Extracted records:
· · · · · · ·

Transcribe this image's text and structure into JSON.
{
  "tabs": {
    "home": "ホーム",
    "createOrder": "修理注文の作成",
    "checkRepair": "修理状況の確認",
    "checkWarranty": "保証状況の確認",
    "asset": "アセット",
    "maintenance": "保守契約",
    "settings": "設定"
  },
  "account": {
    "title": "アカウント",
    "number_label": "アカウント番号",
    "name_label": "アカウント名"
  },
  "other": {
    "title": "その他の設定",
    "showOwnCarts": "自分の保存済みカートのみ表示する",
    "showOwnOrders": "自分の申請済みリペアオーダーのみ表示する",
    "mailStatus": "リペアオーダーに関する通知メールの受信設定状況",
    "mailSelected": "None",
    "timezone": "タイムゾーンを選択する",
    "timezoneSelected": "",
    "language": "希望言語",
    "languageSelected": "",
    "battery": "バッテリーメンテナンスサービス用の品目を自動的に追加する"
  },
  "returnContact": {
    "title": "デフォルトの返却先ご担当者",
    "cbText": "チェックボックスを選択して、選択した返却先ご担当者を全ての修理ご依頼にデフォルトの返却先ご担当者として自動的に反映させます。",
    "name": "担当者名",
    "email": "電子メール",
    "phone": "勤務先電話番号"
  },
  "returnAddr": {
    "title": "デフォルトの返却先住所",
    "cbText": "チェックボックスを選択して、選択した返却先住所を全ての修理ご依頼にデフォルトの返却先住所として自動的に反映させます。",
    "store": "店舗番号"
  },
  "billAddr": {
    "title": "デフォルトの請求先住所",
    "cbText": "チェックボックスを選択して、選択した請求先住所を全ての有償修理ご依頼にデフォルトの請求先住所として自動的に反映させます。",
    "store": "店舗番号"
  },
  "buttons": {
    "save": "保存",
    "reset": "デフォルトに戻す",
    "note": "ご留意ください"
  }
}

· · · · · · ·

Copy out each record from above, exactly.

Transcribe this image's text and structure into JSON.
{
  "tabs": {
    "home": "ホーム",
    "createOrder": "修理注文の作成",
    "checkRepair": "修理状況の確認",
    "checkWarranty": "保証状況の確認",
    "asset": "アセット",
    "maintenance": "保守契約",
    "settings": "設定"
  },
  "account": {
    "title": "アカウント",
    "number_label": "アカウント番号",
    "name_label": "アカウント名"
  },
  "other": {
    "title": "その他の設定",
    "showOwnCarts": "自分の保存済みカートのみ表示する",
    "showOwnOrders": "自分の申請済みリペアオーダーのみ表示する",
    "mailStatus": "リペアオーダーに関する通知メールの受信設定状況",
    "mailSelected": "None",
    "timezone": "タイムゾーンを選択する",
    "timezoneSelected": "",
    "language": "希望言語",
    "languageSelected": "",
    "battery": "バッテリーメンテナンスサービス用の品目を自動的に追加する"
  },
  "returnContact": {
    "title": "デフォルトの返却先ご担当者",
    "cbText": "チェックボックスを選択して、選択した返却先ご担当者を全ての修理ご依頼にデフォルトの返却先ご担当者として自動的に反映させます。",
    "name": "担当者名",
    "email": "電子メール",
    "phone": "勤務先電話番号"
  },
  "returnAddr": {
    "title": "デフォルトの返却先住所",
    "cbText": "チェックボックスを選択して、選択した返却先住所を全ての修理ご依頼にデフォルトの返却先住所として自動的に反映させます。",
    "store": "店舗番号"
  },
  "billAddr": {
    "title": "デフォルトの請求先住所",
    "cbText": "チェックボックスを選択して、選択した請求先住所を全ての有償修理ご依頼にデフォルトの請求先住所として自動的に反映させます。",
    "store": "店舗番号"
  },
  "buttons": {
    "save": "保存",
    "reset": "デフォルトに戻す",
    "note": "ご留意ください"
  }
}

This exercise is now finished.